(Saved entries)
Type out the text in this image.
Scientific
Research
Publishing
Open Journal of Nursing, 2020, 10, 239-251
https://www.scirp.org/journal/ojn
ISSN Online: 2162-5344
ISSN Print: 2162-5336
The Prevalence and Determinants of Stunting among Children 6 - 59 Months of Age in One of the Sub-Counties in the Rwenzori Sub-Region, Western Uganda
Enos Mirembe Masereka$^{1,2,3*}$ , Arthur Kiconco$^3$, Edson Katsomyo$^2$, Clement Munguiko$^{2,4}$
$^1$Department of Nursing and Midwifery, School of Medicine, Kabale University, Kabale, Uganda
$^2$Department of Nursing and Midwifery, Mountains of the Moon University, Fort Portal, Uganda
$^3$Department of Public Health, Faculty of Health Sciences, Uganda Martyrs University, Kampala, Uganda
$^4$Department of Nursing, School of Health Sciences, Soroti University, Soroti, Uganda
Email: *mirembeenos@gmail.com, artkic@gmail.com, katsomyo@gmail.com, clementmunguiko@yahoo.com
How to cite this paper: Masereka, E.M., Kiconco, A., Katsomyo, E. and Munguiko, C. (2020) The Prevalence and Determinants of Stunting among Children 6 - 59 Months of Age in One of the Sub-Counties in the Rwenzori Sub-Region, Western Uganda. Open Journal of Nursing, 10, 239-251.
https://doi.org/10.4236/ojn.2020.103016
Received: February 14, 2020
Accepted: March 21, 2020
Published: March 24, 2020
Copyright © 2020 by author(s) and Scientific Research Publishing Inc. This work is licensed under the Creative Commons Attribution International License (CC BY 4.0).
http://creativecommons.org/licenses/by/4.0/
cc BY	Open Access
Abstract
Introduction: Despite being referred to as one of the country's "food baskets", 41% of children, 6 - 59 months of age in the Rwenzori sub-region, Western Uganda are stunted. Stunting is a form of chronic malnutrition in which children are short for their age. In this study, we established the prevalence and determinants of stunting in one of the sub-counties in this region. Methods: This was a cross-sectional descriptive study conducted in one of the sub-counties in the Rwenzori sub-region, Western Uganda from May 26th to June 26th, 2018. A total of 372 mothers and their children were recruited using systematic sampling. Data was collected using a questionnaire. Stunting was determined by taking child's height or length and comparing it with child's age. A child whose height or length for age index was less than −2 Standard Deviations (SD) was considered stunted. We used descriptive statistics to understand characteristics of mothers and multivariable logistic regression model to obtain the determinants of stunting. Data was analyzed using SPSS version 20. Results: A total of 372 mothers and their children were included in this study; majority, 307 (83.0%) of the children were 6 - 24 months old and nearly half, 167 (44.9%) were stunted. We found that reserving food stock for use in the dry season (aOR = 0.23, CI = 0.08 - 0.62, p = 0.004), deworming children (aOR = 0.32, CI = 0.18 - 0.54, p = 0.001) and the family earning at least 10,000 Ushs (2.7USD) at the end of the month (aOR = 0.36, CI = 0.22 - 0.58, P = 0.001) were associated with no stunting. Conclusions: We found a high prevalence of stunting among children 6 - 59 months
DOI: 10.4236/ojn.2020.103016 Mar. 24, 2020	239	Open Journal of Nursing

• _EXERCISE BRIEF_
Return each line of the data exactly as written above.

• _RESULT FOR THIS TASK_
Type out the text in this image.
Scientific
Research
Publishing
Open Journal of Nursing, 2020, 10, 239-251
https://www.scirp.org/journal/ojn
ISSN Online: 2162-5344
ISSN Print: 2162-5336
The Prevalence and Determinants of Stunting among Children 6 - 59 Months of Age in One of the Sub-Counties in the Rwenzori Sub-Region, Western Uganda
Enos Mirembe Masereka$^{1,2,3*}$ , Arthur Kiconco$^3$, Edson Katsomyo$^2$, Clement Munguiko$^{2,4}$
$^1$Department of Nursing and Midwifery, School of Medicine, Kabale University, Kabale, Uganda
$^2$Department of Nursing and Midwifery, Mountains of the Moon University, Fort Portal, Uganda
$^3$Department of Public Health, Faculty of Health Sciences, Uganda Martyrs University, Kampala, Uganda
$^4$Department of Nursing, School of Health Sciences, Soroti University, Soroti, Uganda
Email: *mirembeenos@gmail.com, artkic@gmail.com, katsomyo@gmail.com, clementmunguiko@yahoo.com
How to cite this paper: Masereka, E.M., Kiconco, A., Katsomyo, E. and Munguiko, C. (2020) The Prevalence and Determinants of Stunting among Children 6 - 59 Months of Age in One of the Sub-Counties in the Rwenzori Sub-Region, Western Uganda. Open Journal of Nursing, 10, 239-251.
https://doi.org/10.4236/ojn.2020.103016
Received: February 14, 2020
Accepted: March 21, 2020
Published: March 24, 2020
Copyright © 2020 by author(s) and Scientific Research Publishing Inc. This work is licensed under the Creative Commons Attribution International License (CC BY 4.0).
http://creativecommons.org/licenses/by/4.0/
cc BY	Open Access
Abstract
Introduction: Despite being referred to as one of the country's "food baskets", 41% of children, 6 - 59 months of age in the Rwenzori sub-region, Western Uganda are stunted. Stunting is a form of chronic malnutrition in which children are short for their age. In this study, we established the prevalence and determinants of stunting in one of the sub-counties in this region. Methods: This was a cross-sectional descriptive study conducted in one of the sub-counties in the Rwenzori sub-region, Western Uganda from May 26th to June 26th, 2018. A total of 372 mothers and their children were recruited using systematic sampling. Data was collected using a questionnaire. Stunting was determined by taking child's height or length and comparing it with child's age. A child whose height or length for age index was less than −2 Standard Deviations (SD) was considered stunted. We used descriptive statistics to understand characteristics of mothers and multivariable logistic regression model to obtain the determinants of stunting. Data was analyzed using SPSS version 20. Results: A total of 372 mothers and their children were included in this study; majority, 307 (83.0%) of the children were 6 - 24 months old and nearly half, 167 (44.9%) were stunted. We found that reserving food stock for use in the dry season (aOR = 0.23, CI = 0.08 - 0.62, p = 0.004), deworming children (aOR = 0.32, CI = 0.18 - 0.54, p = 0.001) and the family earning at least 10,000 Ushs (2.7USD) at the end of the month (aOR = 0.36, CI = 0.22 - 0.58, P = 0.001) were associated with no stunting. Conclusions: We found a high prevalence of stunting among children 6 - 59 months
DOI: 10.4236/ojn.2020.103016 Mar. 24, 2020	239	Open Journal of Nursing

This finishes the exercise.